[Coordinate annotation records]

>> START

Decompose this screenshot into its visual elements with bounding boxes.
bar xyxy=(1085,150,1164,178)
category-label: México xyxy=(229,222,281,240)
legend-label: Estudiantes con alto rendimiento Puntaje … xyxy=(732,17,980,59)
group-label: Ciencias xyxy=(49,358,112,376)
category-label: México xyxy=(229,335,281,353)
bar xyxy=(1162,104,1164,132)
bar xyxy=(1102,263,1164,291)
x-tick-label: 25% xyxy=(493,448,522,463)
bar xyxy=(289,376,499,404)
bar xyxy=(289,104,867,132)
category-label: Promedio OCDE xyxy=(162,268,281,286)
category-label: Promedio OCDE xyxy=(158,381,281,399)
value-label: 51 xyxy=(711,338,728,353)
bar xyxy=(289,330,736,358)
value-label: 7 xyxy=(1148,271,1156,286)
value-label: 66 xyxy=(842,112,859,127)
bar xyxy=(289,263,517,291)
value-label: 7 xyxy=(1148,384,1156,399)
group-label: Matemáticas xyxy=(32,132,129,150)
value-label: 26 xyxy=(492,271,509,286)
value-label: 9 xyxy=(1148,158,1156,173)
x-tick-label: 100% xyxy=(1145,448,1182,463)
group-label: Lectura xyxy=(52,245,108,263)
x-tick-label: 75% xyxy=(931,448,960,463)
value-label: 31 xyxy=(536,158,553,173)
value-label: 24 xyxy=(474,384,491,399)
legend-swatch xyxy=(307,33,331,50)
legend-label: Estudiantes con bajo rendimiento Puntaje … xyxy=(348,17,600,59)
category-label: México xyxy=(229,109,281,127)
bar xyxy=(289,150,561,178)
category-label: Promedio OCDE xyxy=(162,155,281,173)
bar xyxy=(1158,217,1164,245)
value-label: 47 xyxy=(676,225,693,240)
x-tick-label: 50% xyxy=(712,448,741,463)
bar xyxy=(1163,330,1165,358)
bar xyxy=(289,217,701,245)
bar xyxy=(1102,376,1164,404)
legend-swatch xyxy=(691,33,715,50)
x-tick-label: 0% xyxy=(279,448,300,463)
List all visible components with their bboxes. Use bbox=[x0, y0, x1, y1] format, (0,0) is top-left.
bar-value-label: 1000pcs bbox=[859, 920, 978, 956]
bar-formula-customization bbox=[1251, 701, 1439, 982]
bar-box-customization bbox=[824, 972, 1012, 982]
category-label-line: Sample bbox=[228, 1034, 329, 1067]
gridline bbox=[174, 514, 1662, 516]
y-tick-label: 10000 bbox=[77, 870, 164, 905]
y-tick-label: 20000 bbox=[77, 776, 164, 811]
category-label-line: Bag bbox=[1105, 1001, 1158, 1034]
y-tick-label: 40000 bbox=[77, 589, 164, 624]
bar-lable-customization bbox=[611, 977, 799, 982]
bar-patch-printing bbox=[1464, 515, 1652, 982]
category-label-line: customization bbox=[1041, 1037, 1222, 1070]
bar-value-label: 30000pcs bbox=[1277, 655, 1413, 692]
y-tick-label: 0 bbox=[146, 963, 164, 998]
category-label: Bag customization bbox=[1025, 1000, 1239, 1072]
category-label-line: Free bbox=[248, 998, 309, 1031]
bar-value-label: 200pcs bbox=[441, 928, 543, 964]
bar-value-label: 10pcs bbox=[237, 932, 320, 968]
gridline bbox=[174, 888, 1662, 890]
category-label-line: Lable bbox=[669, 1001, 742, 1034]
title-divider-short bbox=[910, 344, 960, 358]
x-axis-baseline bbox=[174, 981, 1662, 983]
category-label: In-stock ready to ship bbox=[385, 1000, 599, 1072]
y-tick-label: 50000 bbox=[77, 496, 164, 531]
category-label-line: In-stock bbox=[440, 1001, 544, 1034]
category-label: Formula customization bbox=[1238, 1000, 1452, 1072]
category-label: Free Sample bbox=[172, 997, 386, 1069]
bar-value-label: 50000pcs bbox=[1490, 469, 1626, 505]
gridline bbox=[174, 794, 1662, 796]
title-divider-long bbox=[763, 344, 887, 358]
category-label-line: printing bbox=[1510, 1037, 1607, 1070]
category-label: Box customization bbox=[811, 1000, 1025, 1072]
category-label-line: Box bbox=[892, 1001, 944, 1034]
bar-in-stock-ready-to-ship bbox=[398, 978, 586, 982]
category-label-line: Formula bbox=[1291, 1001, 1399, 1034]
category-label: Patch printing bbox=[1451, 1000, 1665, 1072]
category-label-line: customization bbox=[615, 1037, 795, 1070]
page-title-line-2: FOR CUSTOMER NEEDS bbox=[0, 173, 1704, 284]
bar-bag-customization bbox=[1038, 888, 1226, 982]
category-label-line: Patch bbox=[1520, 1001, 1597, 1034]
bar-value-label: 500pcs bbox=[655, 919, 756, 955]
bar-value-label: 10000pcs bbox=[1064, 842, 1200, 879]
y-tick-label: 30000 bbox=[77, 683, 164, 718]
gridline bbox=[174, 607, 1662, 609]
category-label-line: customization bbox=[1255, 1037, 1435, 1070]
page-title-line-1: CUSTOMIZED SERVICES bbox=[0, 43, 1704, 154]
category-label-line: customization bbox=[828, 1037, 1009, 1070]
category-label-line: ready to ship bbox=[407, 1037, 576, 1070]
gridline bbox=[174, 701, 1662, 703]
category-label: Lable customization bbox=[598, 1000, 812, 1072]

>> END

» TO BE DONE:
Render every line above as a JSON list of strings, one string per line, omitting any blank lines.

» COMPLETED TASK:
[
  "Decompose this screenshot into its visual elements with bounding boxes.",
  "bar xyxy=(1085,150,1164,178)",
  "category-label: México xyxy=(229,222,281,240)",
  "legend-label: Estudiantes con alto rendimiento Puntaje … xyxy=(732,17,980,59)",
  "group-label: Ciencias xyxy=(49,358,112,376)",
  "category-label: México xyxy=(229,335,281,353)",
  "bar xyxy=(1162,104,1164,132)",
  "bar xyxy=(1102,263,1164,291)",
  "x-tick-label: 25% xyxy=(493,448,522,463)",
  "bar xyxy=(289,376,499,404)",
  "bar xyxy=(289,104,867,132)",
  "category-label: Promedio OCDE xyxy=(162,268,281,286)",
  "category-label: Promedio OCDE xyxy=(158,381,281,399)",
  "value-label: 51 xyxy=(711,338,728,353)",
  "bar xyxy=(289,330,736,358)",
  "value-label: 7 xyxy=(1148,271,1156,286)",
  "value-label: 66 xyxy=(842,112,859,127)",
  "bar xyxy=(289,263,517,291)",
  "value-label: 7 xyxy=(1148,384,1156,399)",
  "group-label: Matemáticas xyxy=(32,132,129,150)",
  "value-label: 26 xyxy=(492,271,509,286)",
  "value-label: 9 xyxy=(1148,158,1156,173)",
  "x-tick-label: 100% xyxy=(1145,448,1182,463)",
  "group-label: Lectura xyxy=(52,245,108,263)",
  "x-tick-label: 75% xyxy=(931,448,960,463)",
  "value-label: 31 xyxy=(536,158,553,173)",
  "value-label: 24 xyxy=(474,384,491,399)",
  "legend-swatch xyxy=(307,33,331,50)",
  "legend-label: Estudiantes con bajo rendimiento Puntaje … xyxy=(348,17,600,59)",
  "category-label: México xyxy=(229,109,281,127)",
  "bar xyxy=(289,150,561,178)",
  "category-label: Promedio OCDE xyxy=(162,155,281,173)",
  "bar xyxy=(1158,217,1164,245)",
  "value-label: 47 xyxy=(676,225,693,240)",
  "x-tick-label: 50% xyxy=(712,448,741,463)",
  "bar xyxy=(1163,330,1165,358)",
  "bar xyxy=(289,217,701,245)",
  "bar xyxy=(1102,376,1164,404)",
  "legend-swatch xyxy=(691,33,715,50)",
  "x-tick-label: 0% xyxy=(279,448,300,463)",
  "List all visible components with their bboxes. Use bbox=[x0, y0, x1, y1] format, (0,0) is top-left.",
  "bar-value-label: 1000pcs bbox=[859, 920, 978, 956]",
  "bar-formula-customization bbox=[1251, 701, 1439, 982]",
  "bar-box-customization bbox=[824, 972, 1012, 982]",
  "category-label-line: Sample bbox=[228, 1034, 329, 1067]",
  "gridline bbox=[174, 514, 1662, 516]",
  "y-tick-label: 10000 bbox=[77, 870, 164, 905]",
  "y-tick-label: 20000 bbox=[77, 776, 164, 811]",
  "category-label-line: Bag bbox=[1105, 1001, 1158, 1034]",
  "y-tick-label: 40000 bbox=[77, 589, 164, 624]",
  "bar-lable-customization bbox=[611, 977, 799, 982]",
  "bar-patch-printing bbox=[1464, 515, 1652, 982]",
  "category-label-line: customization bbox=[1041, 1037, 1222, 1070]",
  "bar-value-label: 30000pcs bbox=[1277, 655, 1413, 692]",
  "y-tick-label: 0 bbox=[146, 963, 164, 998]",
  "category-label: Bag customization bbox=[1025, 1000, 1239, 1072]",
  "category-label-line: Free bbox=[248, 998, 309, 1031]",
  "bar-value-label: 200pcs bbox=[441, 928, 543, 964]",
  "bar-value-label: 10pcs bbox=[237, 932, 320, 968]",
  "gridline bbox=[174, 888, 1662, 890]",
  "category-label-line: Lable bbox=[669, 1001, 742, 1034]",
  "title-divider-short bbox=[910, 344, 960, 358]",
  "x-axis-baseline bbox=[174, 981, 1662, 983]",
  "category-label: In-stock ready to ship bbox=[385, 1000, 599, 1072]",
  "y-tick-label: 50000 bbox=[77, 496, 164, 531]",
  "category-label-line: In-stock bbox=[440, 1001, 544, 1034]",
  "category-label: Formula customization bbox=[1238, 1000, 1452, 1072]",
  "category-label: Free Sample bbox=[172, 997, 386, 1069]",
  "bar-value-label: 50000pcs bbox=[1490, 469, 1626, 505]",
  "gridline bbox=[174, 794, 1662, 796]",
  "title-divider-long bbox=[763, 344, 887, 358]",
  "category-label-line: printing bbox=[1510, 1037, 1607, 1070]",
  "category-label: Box customization bbox=[811, 1000, 1025, 1072]",
  "category-label-line: Box bbox=[892, 1001, 944, 1034]",
  "bar-in-stock-ready-to-ship bbox=[398, 978, 586, 982]",
  "category-label-line: Formula bbox=[1291, 1001, 1399, 1034]",
  "category-label: Patch printing bbox=[1451, 1000, 1665, 1072]",
  "category-label-line: customization bbox=[615, 1037, 795, 1070]",
  "page-title-line-2: FOR CUSTOMER NEEDS bbox=[0, 173, 1704, 284]",
  "bar-bag-customization bbox=[1038, 888, 1226, 982]",
  "category-label-line: Patch bbox=[1520, 1001, 1597, 1034]",
  "bar-value-label: 500pcs bbox=[655, 919, 756, 955]",
  "bar-value-label: 10000pcs bbox=[1064, 842, 1200, 879]",
  "y-tick-label: 30000 bbox=[77, 683, 164, 718]",
  "gridline bbox=[174, 607, 1662, 609]",
  "category-label-line: customization bbox=[1255, 1037, 1435, 1070]",
  "page-title-line-1: CUSTOMIZED SERVICES bbox=[0, 43, 1704, 154]",
  "category-label-line: customization bbox=[828, 1037, 1009, 1070]",
  "category-label-line: ready to ship bbox=[407, 1037, 576, 1070]",
  "gridline bbox=[174, 701, 1662, 703]",
  "category-label: Lable customization bbox=[598, 1000, 812, 1072]"
]